**AIM A**
In the Stanworth kidnapping excerpt, how far were the victims forced to walk?
**AIM B**
Which page numbers appear in the parenthetical citations of the Stanworth kidnapping excerpt? List every one.
**AIM C**
Carry on the Stanworth kidnapping excerpt, starting after its final sentence.

>> Begin GIVEN TEXT

In Stanworth, the court considered the defendant’s contention that “the rule announced by us in Daniels applies not only to aggravated kidnaping (§ 209) *1443but to so-called simple kidnaping (§ 207).” (Stanworth, supra, 11 Cal.3d at p. 596.) The court concluded that it does not. “[W]here only simple kidnaping is involved, it is clear that the victim’s movements cannot be evaluated in the light of a standard which makes reference to the commission of another crime.” (Id. at p. 600.) Thus, in determining whether the evidence supported the asportation element of simple kidnapping, the court refused to consider such factors as whether the movement increased the risk of harm to the victims, and instead assessed only whether the distance the victims involuntarily traversed was not slight or trivial but substantial. (Id. at p. 601.) The Stanworth court concluded that the one-quarter mile which the victims were forced to walk “cannot be reasonably regarded as slight or insubstantial.” (Id. at p. 603.)

>> End GIVEN TEXT
>> Begin DATA EXCERPT

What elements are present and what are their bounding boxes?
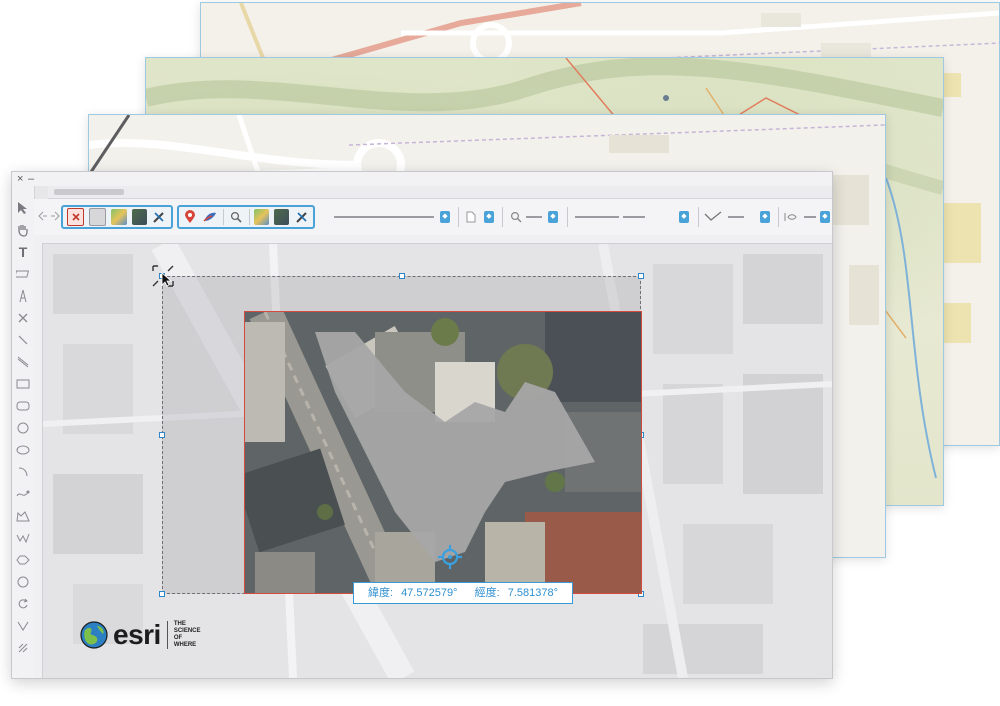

>> End DATA EXCERPT

**RESULT A**
One-quarter mile.

**RESULT B**
596, 600, 601, 603

**RESULT C**
The Supreme Court confirmed the “distance alone” standard of asportation for simple kidnapping several years later in People v. Caudillo, supra, 21 Cal.3d 562 (hereafter Caudillo). In Caudillo, the defendant accosted the victim on the elevator of her apartment building and forcibly moved her to a storage room next to the elevator, where he kept her for 20 minutes before taking her to her apartment down the hall from the storage room, where he sexually assaulted her. The actual distance from the elevator to the storage room to the victim’s apartment was not mentioned in the opinion, but was apparently less than measurements found to be trivial or insubstantial in earlier Supreme Court cases. (Id. at pp. 573-574.) Thus, the People sought to introduce considerations other than actual distance—for instance, the defendant’s movement of the victim to the storage room to avoid detection—to assess whether there had been “sufficient movement” for purposes of section 207. The court rejected this approach: “Neither the incidental nature of the movement, the defendant’s motivation to escape detection, nor the possible enhancement of danger to the victim resulting from the movement is a factor to be considered in the determination of substantiality of movement for the offense of kidnaping. Such factors would be relevant in a Daniels situation of aggravated kidnaping—a kidnaping for the purpose of robbery (Pen. Code, § 209)—but we held in Stanworth that the Daniels test was not applicable to simple kidnaping under Penal Code section 207.” (21 Cal.3d at p. 574.)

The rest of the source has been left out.